Dataset entries
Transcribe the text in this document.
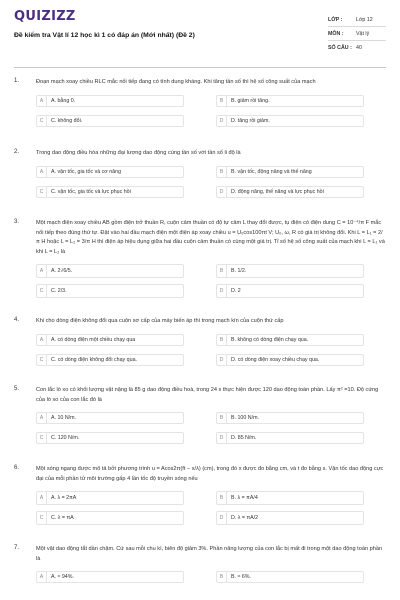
QUIZIZZ
Đề kiểm tra Vật lí 12 học kì 1 có đáp án (Mới nhất) (Đề 2)
LỚP :	Lớp 12
MÔN :	Vật lý
SỐ CÂU : 40
1.	Đoạn mạch xoay chiều RLC mắc nối tiếp đang có tính dung kháng. Khi tăng tần số thì hệ số công suất của mạch
A	A. bằng 0.	B	B. giảm rồi tăng.
C	C. không đổi.	D	D. tăng rồi giảm.
2.	Trong dao động điều hòa những đại lượng dao động cùng tần số với tần số li độ là
A	A. vận tốc, gia tốc và cơ năng	B	B. vận tốc, động năng và thế năng
C	C. vận tốc, gia tốc và lực phục hồi	D	D. động năng, thế năng và lực phục hồi
3.	Một mạch điện xoay chiều AB gồm điện trở thuần R, cuộn cảm thuần có độ tự cảm L thay đổi được, tụ điện có điện dung C = 10⁻⁴/π F mắc nối tiếp theo đúng thứ tự. Đặt vào hai đầu mạch điện một điện áp xoay chiều u = U₀cos100πt V; U₀, ω, R có giá trị không đổi. Khi L = L₁ = 2/π H hoặc L = L₂ = 3/π H thì điện áp hiệu dụng giữa hai đầu cuộn cảm thuần có cùng một giá trị. Tỉ số hệ số công suất của mạch khi L = L₁ và khi L = L₂ là
A	A. 2√6/5.	B	B. 1/2.
C	C. 2/3.	D	D. 2
4.	Khi cho dòng điện không đổi qua cuộn sơ cấp của máy biến áp thì trong mạch kín của cuộn thứ cấp
A	A. có dòng điện một chiều chạy qua	B	B. không có dòng điện chạy qua.
C	C. có dòng điện không đổi chạy qua.	D	D. có dòng điện xoay chiều chạy qua.
5.	Con lắc lò xo có khối lượng vật nặng là 85 g dao động điều hoà, trong 24 s thực hiện được 120 dao động toàn phần. Lấy π² =10. Độ cứng của lò xo của con lắc đó là
A	A. 10 N/m.	B	B. 100 N/m.
C	C. 120 N/m.	D	D. 85 N/m.
6.	Một sóng ngang được mô tả bởi phương trình u = Acos2π(ft − x/λ) (cm), trong đó x được đo bằng cm, và t đo bằng s. Vận tốc dao động cực đại của mỗi phần tử môi trường gấp 4 lần tốc độ truyền sóng nếu
A	A. λ = 2πA	B	B. λ = πA/4
C	C. λ = πA	D	D. λ = πA/2
7.	Một vật dao động tắt dần chậm. Cứ sau mỗi chu kì, biên độ giảm 3%. Phần năng lượng của con lắc bị mất đi trong một dao động toàn phần là
A	A. ≈ 94%.	B	B. ≈ 6%.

*Task details*
All the lines above are to be given again exactly as they read, with the pictures removed.

*Final result*
Transcribe the text in this document.
QUIZIZZ
Đề kiểm tra Vật lí 12 học kì 1 có đáp án (Mới nhất) (Đề 2)
LỚP :	Lớp 12
MÔN :	Vật lý
SỐ CÂU : 40
1.	Đoạn mạch xoay chiều RLC mắc nối tiếp đang có tính dung kháng. Khi tăng tần số thì hệ số công suất của mạch
A	A. bằng 0.	B	B. giảm rồi tăng.
C	C. không đổi.	D	D. tăng rồi giảm.
2.	Trong dao động điều hòa những đại lượng dao động cùng tần số với tần số li độ là
A	A. vận tốc, gia tốc và cơ năng	B	B. vận tốc, động năng và thế năng
C	C. vận tốc, gia tốc và lực phục hồi	D	D. động năng, thế năng và lực phục hồi
3.	Một mạch điện xoay chiều AB gồm điện trở thuần R, cuộn cảm thuần có độ tự cảm L thay đổi được, tụ điện có điện dung C = 10⁻⁴/π F mắc nối tiếp theo đúng thứ tự. Đặt vào hai đầu mạch điện một điện áp xoay chiều u = U₀cos100πt V; U₀, ω, R có giá trị không đổi. Khi L = L₁ = 2/π H hoặc L = L₂ = 3/π H thì điện áp hiệu dụng giữa hai đầu cuộn cảm thuần có cùng một giá trị. Tỉ số hệ số công suất của mạch khi L = L₁ và khi L = L₂ là
A	A. 2√6/5.	B	B. 1/2.
C	C. 2/3.	D	D. 2
4.	Khi cho dòng điện không đổi qua cuộn sơ cấp của máy biến áp thì trong mạch kín của cuộn thứ cấp
A	A. có dòng điện một chiều chạy qua	B	B. không có dòng điện chạy qua.
C	C. có dòng điện không đổi chạy qua.	D	D. có dòng điện xoay chiều chạy qua.
5.	Con lắc lò xo có khối lượng vật nặng là 85 g dao động điều hoà, trong 24 s thực hiện được 120 dao động toàn phần. Lấy π² =10. Độ cứng của lò xo của con lắc đó là
A	A. 10 N/m.	B	B. 100 N/m.
C	C. 120 N/m.	D	D. 85 N/m.
6.	Một sóng ngang được mô tả bởi phương trình u = Acos2π(ft − x/λ) (cm), trong đó x được đo bằng cm, và t đo bằng s. Vận tốc dao động cực đại của mỗi phần tử môi trường gấp 4 lần tốc độ truyền sóng nếu
A	A. λ = 2πA	B	B. λ = πA/4
C	C. λ = πA	D	D. λ = πA/2
7.	Một vật dao động tắt dần chậm. Cứ sau mỗi chu kì, biên độ giảm 3%. Phần năng lượng của con lắc bị mất đi trong một dao động toàn phần là
A	A. ≈ 94%.	B	B. ≈ 6%.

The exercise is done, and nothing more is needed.